Document segment:
[Start of Attachment]

The ancients discovered very early, that “the moon had no light of its own, but shone with that which it reflected from the sun.” This, after Thales, was the sentiment of Anaxagoras, and that of Empedocles, who thence accounted not only for the mildness of its splendour, but the imperceptibility of its heat, which our modern experiments confirm: for with all the aid of burning glasses, we have never yet found it practicable to obtain the least warmth from any combination of its rays.
With a telescope, we easily discern in the moon parts more elevated and more bright than others, which are judged to be mountains; and means have been found to measure their elevation. We discern also other parts, lower and less bright, which must be vallies, lying between those mountains. There are other parts, which reflecting less light, and presenting one uniform smooth surface, may therefore be supposed large pieces of water. As the moon, then, has its collections of water, its atmosphere, its mountains, and its vallies; it is thence inferred, that there may also be rain there, and snow, and all the other aerial commotions which are natural to such a situation; and our idea of the wisdom and power of God suggests to us, that he may have placed creatures there to inhabit it.
The ancients, who had not the aid of the telescope, supplied the defect of that instrument by extraordinary penetration. They deduced all those consequences that are admitted by the moderns; for they discovered long before, by the mental eye, whatever has since been presented to bodily sight through the medium of telescopes. We have seen in how sublime a manner they entered into the views of the Supreme Being in his destination of the planets, and the multitude of stars placed by him in the firmament. We have already seen, that they looked upon them as so many suns, about which rolled planets of their own, such as those of our solar system; maintaining that those planets contained inhabitants, whose natures they presume not to describe, though they suppose them not to yield to those of ours, either in beauty or dignity.

[End of Attachment]

Supplied records:
[Start of Attachment]

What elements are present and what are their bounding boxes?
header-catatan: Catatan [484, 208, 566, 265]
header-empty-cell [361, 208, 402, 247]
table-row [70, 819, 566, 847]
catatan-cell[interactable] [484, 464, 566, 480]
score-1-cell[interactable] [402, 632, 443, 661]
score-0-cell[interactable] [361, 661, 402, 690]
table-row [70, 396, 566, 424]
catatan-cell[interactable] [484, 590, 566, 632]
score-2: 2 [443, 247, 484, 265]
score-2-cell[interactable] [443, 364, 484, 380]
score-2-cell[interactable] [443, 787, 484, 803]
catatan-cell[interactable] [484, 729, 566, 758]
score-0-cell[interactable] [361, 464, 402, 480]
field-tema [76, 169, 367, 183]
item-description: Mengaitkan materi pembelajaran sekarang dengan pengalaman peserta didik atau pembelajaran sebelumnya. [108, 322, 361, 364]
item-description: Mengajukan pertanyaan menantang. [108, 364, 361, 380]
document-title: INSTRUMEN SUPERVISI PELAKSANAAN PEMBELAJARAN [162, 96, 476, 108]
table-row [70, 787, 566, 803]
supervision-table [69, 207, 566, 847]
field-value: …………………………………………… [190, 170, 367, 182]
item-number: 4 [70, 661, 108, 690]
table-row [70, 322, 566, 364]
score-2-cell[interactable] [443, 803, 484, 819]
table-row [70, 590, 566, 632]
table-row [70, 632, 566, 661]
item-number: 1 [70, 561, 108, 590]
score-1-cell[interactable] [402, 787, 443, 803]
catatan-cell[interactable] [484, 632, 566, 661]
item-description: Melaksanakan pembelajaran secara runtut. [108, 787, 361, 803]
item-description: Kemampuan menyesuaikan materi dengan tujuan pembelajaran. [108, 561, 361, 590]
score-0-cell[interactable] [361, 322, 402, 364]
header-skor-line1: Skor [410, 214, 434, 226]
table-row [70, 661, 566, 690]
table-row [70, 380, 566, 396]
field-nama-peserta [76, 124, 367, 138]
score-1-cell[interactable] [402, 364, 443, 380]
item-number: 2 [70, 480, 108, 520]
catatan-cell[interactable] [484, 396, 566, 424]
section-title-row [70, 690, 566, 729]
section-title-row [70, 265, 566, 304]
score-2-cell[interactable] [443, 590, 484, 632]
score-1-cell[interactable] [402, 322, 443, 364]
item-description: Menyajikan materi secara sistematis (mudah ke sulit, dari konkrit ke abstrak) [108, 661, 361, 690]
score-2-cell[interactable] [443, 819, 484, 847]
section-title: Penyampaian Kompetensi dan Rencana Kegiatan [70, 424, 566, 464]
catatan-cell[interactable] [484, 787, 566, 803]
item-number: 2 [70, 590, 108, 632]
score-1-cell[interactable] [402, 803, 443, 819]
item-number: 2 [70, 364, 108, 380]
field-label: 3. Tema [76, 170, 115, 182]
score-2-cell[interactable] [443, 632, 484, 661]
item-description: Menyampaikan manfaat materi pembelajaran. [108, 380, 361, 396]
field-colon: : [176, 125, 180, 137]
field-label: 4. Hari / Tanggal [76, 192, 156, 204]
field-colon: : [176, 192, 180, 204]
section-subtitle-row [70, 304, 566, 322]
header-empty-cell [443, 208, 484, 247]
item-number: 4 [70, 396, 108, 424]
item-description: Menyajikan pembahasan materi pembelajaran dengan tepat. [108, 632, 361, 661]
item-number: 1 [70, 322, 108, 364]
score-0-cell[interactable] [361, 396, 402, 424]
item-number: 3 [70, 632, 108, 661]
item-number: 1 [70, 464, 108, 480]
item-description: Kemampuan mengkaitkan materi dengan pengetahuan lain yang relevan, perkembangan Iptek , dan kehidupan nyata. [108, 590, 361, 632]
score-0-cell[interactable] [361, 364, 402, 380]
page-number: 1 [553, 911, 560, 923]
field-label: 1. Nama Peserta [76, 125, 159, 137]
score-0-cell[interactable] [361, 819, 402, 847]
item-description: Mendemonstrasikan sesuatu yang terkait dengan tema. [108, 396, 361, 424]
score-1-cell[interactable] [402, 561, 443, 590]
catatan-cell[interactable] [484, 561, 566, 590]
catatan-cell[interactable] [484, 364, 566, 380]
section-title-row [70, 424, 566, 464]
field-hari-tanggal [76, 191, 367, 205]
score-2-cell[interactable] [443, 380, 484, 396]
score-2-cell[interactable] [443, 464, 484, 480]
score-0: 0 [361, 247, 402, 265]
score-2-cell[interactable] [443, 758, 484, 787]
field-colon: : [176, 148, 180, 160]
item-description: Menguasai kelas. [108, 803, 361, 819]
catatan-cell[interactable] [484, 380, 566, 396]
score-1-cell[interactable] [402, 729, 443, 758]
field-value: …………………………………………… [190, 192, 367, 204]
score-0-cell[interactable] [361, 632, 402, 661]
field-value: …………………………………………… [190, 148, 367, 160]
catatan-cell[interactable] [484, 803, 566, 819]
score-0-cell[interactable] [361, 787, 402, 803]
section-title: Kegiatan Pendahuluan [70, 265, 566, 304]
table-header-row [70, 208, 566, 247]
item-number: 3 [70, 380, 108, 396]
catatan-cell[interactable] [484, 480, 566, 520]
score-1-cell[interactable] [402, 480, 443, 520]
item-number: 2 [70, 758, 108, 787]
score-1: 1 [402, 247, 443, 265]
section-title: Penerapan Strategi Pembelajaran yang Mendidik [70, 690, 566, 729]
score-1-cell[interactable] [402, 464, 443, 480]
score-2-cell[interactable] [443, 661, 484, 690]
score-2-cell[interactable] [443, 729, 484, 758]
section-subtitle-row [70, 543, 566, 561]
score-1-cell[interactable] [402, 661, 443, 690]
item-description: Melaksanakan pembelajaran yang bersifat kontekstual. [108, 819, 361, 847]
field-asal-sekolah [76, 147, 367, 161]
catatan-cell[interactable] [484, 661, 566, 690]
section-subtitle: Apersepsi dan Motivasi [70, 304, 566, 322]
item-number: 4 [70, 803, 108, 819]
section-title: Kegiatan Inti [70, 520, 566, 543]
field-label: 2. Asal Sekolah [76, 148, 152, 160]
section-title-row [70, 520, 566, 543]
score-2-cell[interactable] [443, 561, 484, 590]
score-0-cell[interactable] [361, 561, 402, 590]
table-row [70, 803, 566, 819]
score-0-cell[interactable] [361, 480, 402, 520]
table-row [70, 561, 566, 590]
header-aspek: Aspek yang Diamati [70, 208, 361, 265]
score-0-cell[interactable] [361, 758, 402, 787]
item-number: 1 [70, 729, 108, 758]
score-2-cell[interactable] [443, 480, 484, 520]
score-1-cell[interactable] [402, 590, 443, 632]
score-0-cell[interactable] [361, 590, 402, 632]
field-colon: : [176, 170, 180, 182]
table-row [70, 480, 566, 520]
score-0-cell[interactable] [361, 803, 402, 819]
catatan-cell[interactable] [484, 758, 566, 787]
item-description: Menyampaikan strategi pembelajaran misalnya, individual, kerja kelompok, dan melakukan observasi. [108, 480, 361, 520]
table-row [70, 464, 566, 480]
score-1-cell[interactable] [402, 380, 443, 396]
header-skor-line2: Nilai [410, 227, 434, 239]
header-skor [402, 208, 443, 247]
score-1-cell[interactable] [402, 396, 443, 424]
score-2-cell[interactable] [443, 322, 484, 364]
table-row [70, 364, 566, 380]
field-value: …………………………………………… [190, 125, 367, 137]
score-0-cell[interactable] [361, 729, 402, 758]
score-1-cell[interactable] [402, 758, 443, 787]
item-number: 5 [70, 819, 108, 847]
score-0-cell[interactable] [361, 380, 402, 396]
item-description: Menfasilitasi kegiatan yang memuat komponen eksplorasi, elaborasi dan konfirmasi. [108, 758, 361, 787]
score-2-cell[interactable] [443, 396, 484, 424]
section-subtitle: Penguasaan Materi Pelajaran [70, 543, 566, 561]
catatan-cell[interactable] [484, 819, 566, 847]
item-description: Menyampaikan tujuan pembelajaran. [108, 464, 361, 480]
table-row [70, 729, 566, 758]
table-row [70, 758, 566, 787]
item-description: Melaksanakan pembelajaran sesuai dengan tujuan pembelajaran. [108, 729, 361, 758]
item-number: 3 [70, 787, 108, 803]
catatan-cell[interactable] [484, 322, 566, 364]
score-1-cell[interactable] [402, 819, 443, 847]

[End of Attachment]

Problems and tasks:
(a) In the passage on the moon, what are the parts that reflect less light and show one uniform smooth surface supposed to be?
(b) Resume the passage on the moon and the ancients' astronomy, picking up right after its final sentence.

Answers for the tasks:
(a) They are supposed to be large pieces of water.

(b)
Orpheus is the earliest author whose opinion on this subject hath come down to us. Proclus presents us with three verses of that eminent ancient, wherein he positively asserts, that “the moon was another earth, having in it mountains, vallies,” &c.
Pythagoras, who followed Orpheus in many of his opinions, taught likewise, that “the moon was an earth like ours, replete with animals, whose nature he presumed not to describe,” though he was persuaded they were of a more noble and elegant kind than ours, and not liable to the same infirmities.
Cicero ascribes a similar sentiment to Democritus, when, in explaining his theory, he says, that, according to it, Quintus Luctatius Catulus, for instance, might without end be multiplied into an infinity of worlds. It were easy to multiply quotations, in proof that this opinion was common among the ancient philosophers. There is a very remarkable passage of Stobæus, wherein he gives us Democritus’s opinion about the nature of the moon, and the cause of those spots which we see upon its disk. That great philosopher imagined, that “those spots were no other than shades, formed by the excessive height of the lunar mountains,” which intercepted the light from the lower parts of that planet, where the vallies formed themselves into what appeared to us as shades or spots.
Plutarch went still farther, alleging, that there were embosomed in the moon, vast seas and profound caverns. These, his conjectures, are built upon the same foundation with those of the moderns. He says, that those deep and extensive shades which appear upon the disk of that planet, must be occasioned by the “vast seas” it contains, which are incapable of reflecting so vivid a light, as the more solid and opaque parts; or “by caverns extremely wide and deep, wherein the rays of the sun are absorbed,” whence those shades and that obscurity which we call the spots of the moon. Xenophanes said, that those immense cavities were inhabited by another race of men, who lived there, as we do upon this earth.